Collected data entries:
------

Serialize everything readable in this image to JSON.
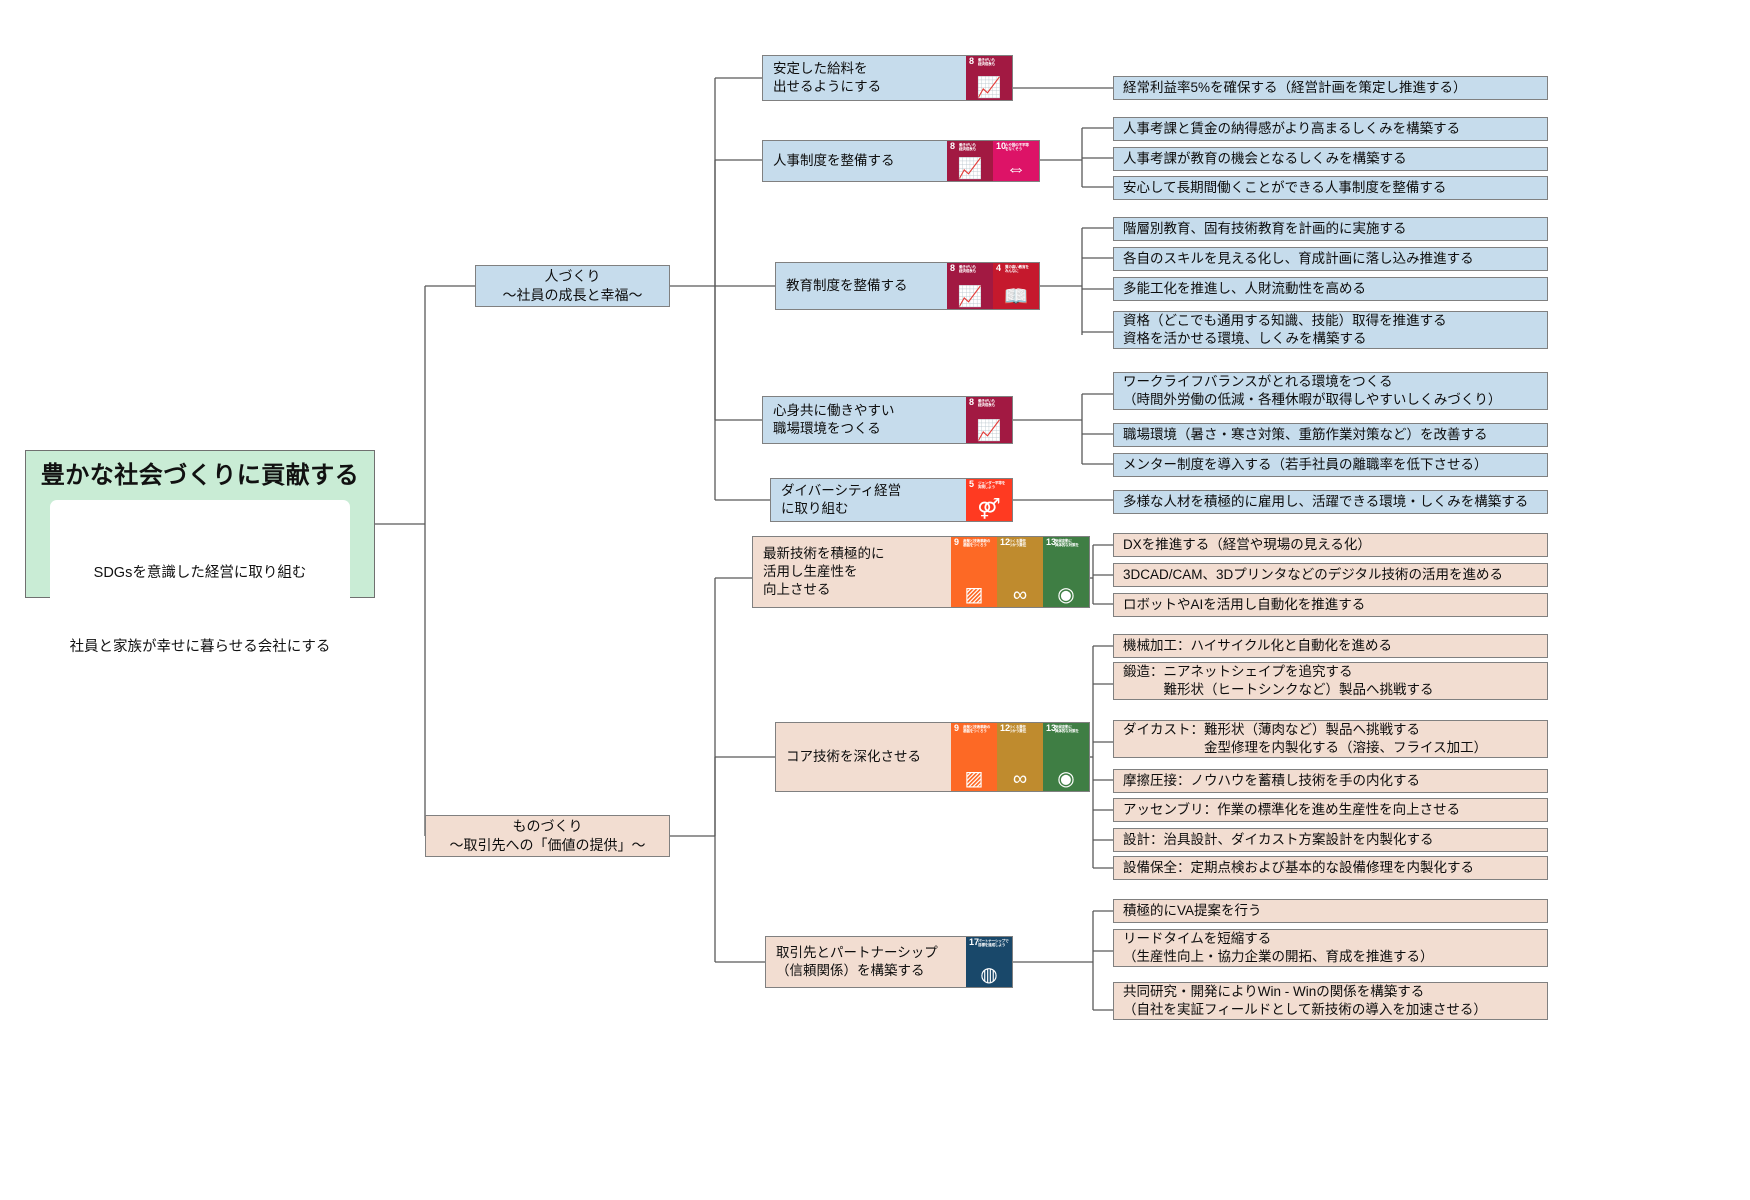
{
  "root": {
    "title": "豊かな社会づくりに貢献する",
    "sub_line1": "SDGsを意識した経営に取り組む",
    "sub_line2": "社員と家族が幸せに暮らせる会社にする"
  },
  "pillars": [
    {
      "id": "people",
      "line1": "人づくり",
      "line2": "〜社員の成長と幸福〜",
      "color": "#c6dcec"
    },
    {
      "id": "making",
      "line1": "ものづくり",
      "line2": "〜取引先への「価値の提供」〜",
      "color": "#f2ddd1"
    }
  ],
  "sdg_icons": {
    "8": {
      "num": "8",
      "caption": "働きがいも\n経済成長も",
      "color": "#a21942",
      "glyph": "📈"
    },
    "10": {
      "num": "10",
      "caption": "人や国の不平等\nをなくそう",
      "color": "#dd1367",
      "glyph": "⇔"
    },
    "4": {
      "num": "4",
      "caption": "質の高い教育を\nみんなに",
      "color": "#c5192d",
      "glyph": "📖"
    },
    "5": {
      "num": "5",
      "caption": "ジェンダー平等を\n実現しよう",
      "color": "#ff3a21",
      "glyph": "⚤"
    },
    "9": {
      "num": "9",
      "caption": "産業と技術革新の\n基盤をつくろう",
      "color": "#fd6925",
      "glyph": "▨"
    },
    "12": {
      "num": "12",
      "caption": "つくる責任\nつかう責任",
      "color": "#bf8b2e",
      "glyph": "∞"
    },
    "13": {
      "num": "13",
      "caption": "気候変動に\n具体的な対策を",
      "color": "#3f7e44",
      "glyph": "◉"
    },
    "17": {
      "num": "17",
      "caption": "パートナーシップで\n目標を達成しよう",
      "color": "#19486a",
      "glyph": "◍"
    }
  },
  "goals": [
    {
      "id": "salary",
      "label": "安定した給料を\n出せるようにする",
      "theme": "blue",
      "icons": [
        "8"
      ],
      "leaves": [
        {
          "text": "経常利益率5%を確保する（経営計画を策定し推進する）"
        }
      ]
    },
    {
      "id": "hr-system",
      "label": "人事制度を整備する",
      "theme": "blue",
      "icons": [
        "8",
        "10"
      ],
      "leaves": [
        {
          "text": "人事考課と賃金の納得感がより高まるしくみを構築する"
        },
        {
          "text": "人事考課が教育の機会となるしくみを構築する"
        },
        {
          "text": "安心して長期間働くことができる人事制度を整備する"
        }
      ]
    },
    {
      "id": "education-system",
      "label": "教育制度を整備する",
      "theme": "blue",
      "icons": [
        "8",
        "4"
      ],
      "leaves": [
        {
          "text": "階層別教育、固有技術教育を計画的に実施する"
        },
        {
          "text": "各自のスキルを見える化し、育成計画に落し込み推進する"
        },
        {
          "text": "多能工化を推進し、人財流動性を高める"
        },
        {
          "text": "資格（どこでも通用する知識、技能）取得を推進する\n資格を活かせる環境、しくみを構築する"
        }
      ]
    },
    {
      "id": "workplace",
      "label": "心身共に働きやすい\n職場環境をつくる",
      "theme": "blue",
      "icons": [
        "8"
      ],
      "leaves": [
        {
          "text": "ワークライフバランスがとれる環境をつくる\n（時間外労働の低減・各種休暇が取得しやすいしくみづくり）"
        },
        {
          "text": "職場環境（暑さ・寒さ対策、重筋作業対策など）を改善する"
        },
        {
          "text": "メンター制度を導入する（若手社員の離職率を低下させる）"
        }
      ]
    },
    {
      "id": "diversity",
      "label": "ダイバーシティ経営\nに取り組む",
      "theme": "blue",
      "icons": [
        "5"
      ],
      "leaves": [
        {
          "text": "多様な人材を積極的に雇用し、活躍できる環境・しくみを構築する"
        }
      ]
    },
    {
      "id": "latest-tech",
      "label": "最新技術を積極的に\n活用し生産性を\n向上させる",
      "theme": "peach",
      "icons": [
        "9",
        "12",
        "13"
      ],
      "leaves": [
        {
          "text": "DXを推進する（経営や現場の見える化）"
        },
        {
          "text": "3DCAD/CAM、3Dプリンタなどのデジタル技術の活用を進める"
        },
        {
          "text": "ロボットやAIを活用し自動化を推進する"
        }
      ]
    },
    {
      "id": "core-tech",
      "label": "コア技術を深化させる",
      "theme": "peach",
      "icons": [
        "9",
        "12",
        "13"
      ],
      "leaves": [
        {
          "text": "機械加工：ハイサイクル化と自動化を進める"
        },
        {
          "text": "鍛造：ニアネットシェイプを追究する\n　　　難形状（ヒートシンクなど）製品へ挑戦する"
        },
        {
          "text": "ダイカスト：難形状（薄肉など）製品へ挑戦する\n　　　　　　金型修理を内製化する（溶接、フライス加工）"
        },
        {
          "text": "摩擦圧接：ノウハウを蓄積し技術を手の内化する"
        },
        {
          "text": "アッセンブリ：作業の標準化を進め生産性を向上させる"
        },
        {
          "text": "設計：治具設計、ダイカスト方案設計を内製化する"
        },
        {
          "text": "設備保全：定期点検および基本的な設備修理を内製化する"
        }
      ]
    },
    {
      "id": "partnership",
      "label": "取引先とパートナーシップ\n（信頼関係）を構築する",
      "theme": "peach",
      "icons": [
        "17"
      ],
      "leaves": [
        {
          "text": "積極的にVA提案を行う"
        },
        {
          "text": "リードタイムを短縮する\n（生産性向上・協力企業の開拓、育成を推進する）"
        },
        {
          "text": "共同研究・開発によりWin - Winの関係を構築する\n（自社を実証フィールドとして新技術の導入を加速させる）"
        }
      ]
    }
  ],
  "palette": {
    "root_bg": "#c9ecd5",
    "people_bg": "#c6dcec",
    "making_bg": "#f2ddd1",
    "line": "#595959"
  }
}
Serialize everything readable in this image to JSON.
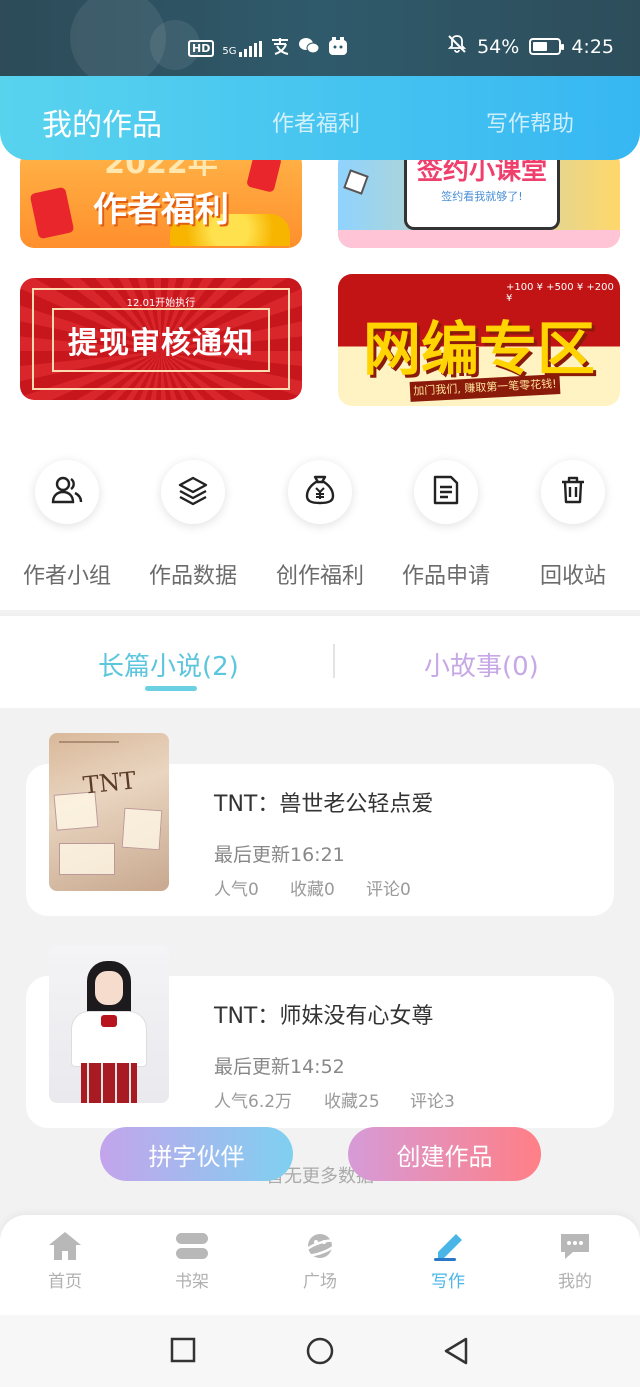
{
  "status_bar": {
    "network_badge": "HD",
    "network_type": "5G",
    "battery_percent": "54%",
    "time": "4:25",
    "icons": [
      "hd-icon",
      "signal-icon",
      "alipay-icon",
      "wechat-icon",
      "app-icon",
      "mute-icon",
      "battery-icon"
    ]
  },
  "header": {
    "tabs": [
      {
        "label": "我的作品",
        "active": true
      },
      {
        "label": "作者福利",
        "active": false
      },
      {
        "label": "写作帮助",
        "active": false
      }
    ]
  },
  "banners": [
    {
      "name": "作者福利",
      "text": "作者福利",
      "partial_text": "2022年"
    },
    {
      "name": "签约小课堂",
      "text": "签约小课堂",
      "subtext": "签约看我就够了!"
    },
    {
      "name": "提现审核通知",
      "text": "提现审核通知",
      "subtext": "12.01开始执行"
    },
    {
      "name": "网编专区",
      "text": "网编专区",
      "subtext": "加门我们, 赚取第一笔零花钱!",
      "money": "+100 ¥  +500 ¥  +200 ¥"
    }
  ],
  "quick_actions": [
    {
      "label": "作者小组",
      "icon": "group-icon"
    },
    {
      "label": "作品数据",
      "icon": "layers-icon"
    },
    {
      "label": "创作福利",
      "icon": "money-bag-icon"
    },
    {
      "label": "作品申请",
      "icon": "document-icon"
    },
    {
      "label": "回收站",
      "icon": "trash-icon"
    }
  ],
  "work_tabs": [
    {
      "label": "长篇小说(2)",
      "active": true
    },
    {
      "label": "小故事(0)",
      "active": false
    }
  ],
  "works": [
    {
      "title": "TNT：兽世老公轻点爱",
      "updated": "最后更新16:21",
      "popularity": "人气0",
      "favorites": "收藏0",
      "comments": "评论0",
      "cover_text": "TNT"
    },
    {
      "title": "TNT：师妹没有心女尊",
      "updated": "最后更新14:52",
      "popularity": "人气6.2万",
      "favorites": "收藏25",
      "comments": "评论3"
    }
  ],
  "no_more_text": "暂无更多数据",
  "floating_buttons": {
    "left": "拼字伙伴",
    "right": "创建作品"
  },
  "bottom_nav": [
    {
      "label": "首页",
      "icon": "home-icon",
      "active": false
    },
    {
      "label": "书架",
      "icon": "bookshelf-icon",
      "active": false
    },
    {
      "label": "广场",
      "icon": "planet-icon",
      "active": false
    },
    {
      "label": "写作",
      "icon": "pen-icon",
      "active": true
    },
    {
      "label": "我的",
      "icon": "chat-bubble-icon",
      "active": false
    }
  ],
  "colors": {
    "accent": "#4ab6e8",
    "header_gradient_start": "#58d3ee",
    "header_gradient_end": "#37b7f2",
    "tab_active": "#5cc6dd",
    "tab_inactive": "#c7a8e6"
  }
}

------

**REQUIRED WORK**
Collect the lines of the records that include the string "title".

**SOLUTION**
    "title": "豊かな社会づくりに貢献する",
      "title": "TNT：兽世老公轻点爱",
      "title": "TNT：师妹没有心女尊",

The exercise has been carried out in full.